Set down the material below word for word, excluding the pictures.

#### DATASET RECORDS ####

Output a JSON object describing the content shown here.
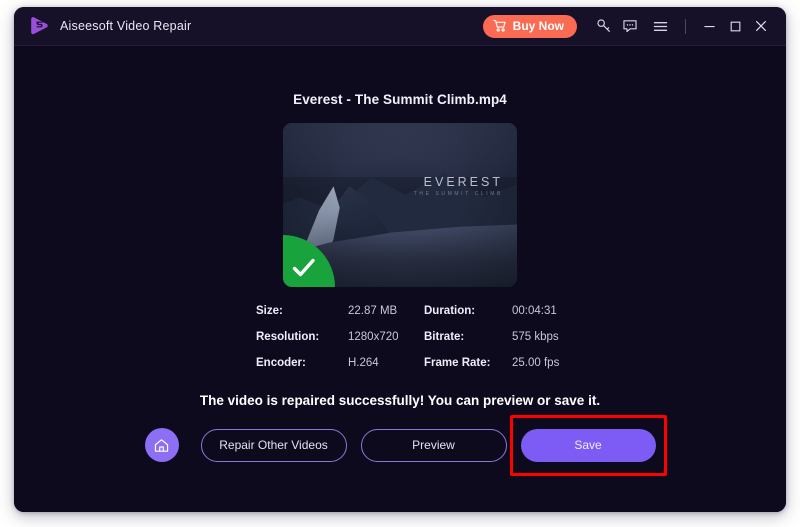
{
  "window": {
    "title": "Aiseesoft Video Repair",
    "logo_icon": "aiseesoft-play-logo"
  },
  "titlebar": {
    "buy_now_label": "Buy Now",
    "cart_icon": "shopping-cart-icon",
    "key_icon": "key-icon",
    "feedback_icon": "chat-bubble-icon",
    "menu_icon": "hamburger-menu-icon",
    "minimize_icon": "minimize-icon",
    "maximize_icon": "maximize-icon",
    "close_icon": "close-icon"
  },
  "main": {
    "file_name": "Everest - The Summit Climb.mp4",
    "thumbnail": {
      "overlay_title": "EVEREST",
      "overlay_subtitle": "THE SUMMIT CLIMB",
      "badge_icon": "green-checkmark-badge"
    },
    "metadata": [
      {
        "label": "Size:",
        "value": "22.87 MB",
        "label2": "Duration:",
        "value2": "00:04:31"
      },
      {
        "label": "Resolution:",
        "value": "1280x720",
        "label2": "Bitrate:",
        "value2": "575 kbps"
      },
      {
        "label": "Encoder:",
        "value": "H.264",
        "label2": "Frame Rate:",
        "value2": "25.00 fps"
      }
    ],
    "status_message": "The video is repaired successfully! You can preview or save it.",
    "actions": {
      "home_icon": "home-icon",
      "repair_other_label": "Repair Other Videos",
      "preview_label": "Preview",
      "save_label": "Save"
    }
  },
  "colors": {
    "window_background": "#0e0a1e",
    "titlebar_background": "#161129",
    "accent_purple": "#7d5cf6",
    "buy_now_orange": "#fb6a53",
    "success_green": "#18a33d",
    "highlight_red": "#ff0000"
  }
}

####

[OUTPUT]:
Output a JSON object describing the content shown here.
{
  "window": {
    "title": "Aiseesoft Video Repair",
    "logo_icon": "aiseesoft-play-logo"
  },
  "titlebar": {
    "buy_now_label": "Buy Now",
    "cart_icon": "shopping-cart-icon",
    "key_icon": "key-icon",
    "feedback_icon": "chat-bubble-icon",
    "menu_icon": "hamburger-menu-icon",
    "minimize_icon": "minimize-icon",
    "maximize_icon": "maximize-icon",
    "close_icon": "close-icon"
  },
  "main": {
    "file_name": "Everest - The Summit Climb.mp4",
    "thumbnail": {
      "overlay_title": "EVEREST",
      "overlay_subtitle": "THE SUMMIT CLIMB",
      "badge_icon": "green-checkmark-badge"
    },
    "metadata": [
      {
        "label": "Size:",
        "value": "22.87 MB",
        "label2": "Duration:",
        "value2": "00:04:31"
      },
      {
        "label": "Resolution:",
        "value": "1280x720",
        "label2": "Bitrate:",
        "value2": "575 kbps"
      },
      {
        "label": "Encoder:",
        "value": "H.264",
        "label2": "Frame Rate:",
        "value2": "25.00 fps"
      }
    ],
    "status_message": "The video is repaired successfully! You can preview or save it.",
    "actions": {
      "home_icon": "home-icon",
      "repair_other_label": "Repair Other Videos",
      "preview_label": "Preview",
      "save_label": "Save"
    }
  },
  "colors": {
    "window_background": "#0e0a1e",
    "titlebar_background": "#161129",
    "accent_purple": "#7d5cf6",
    "buy_now_orange": "#fb6a53",
    "success_green": "#18a33d",
    "highlight_red": "#ff0000"
  }
}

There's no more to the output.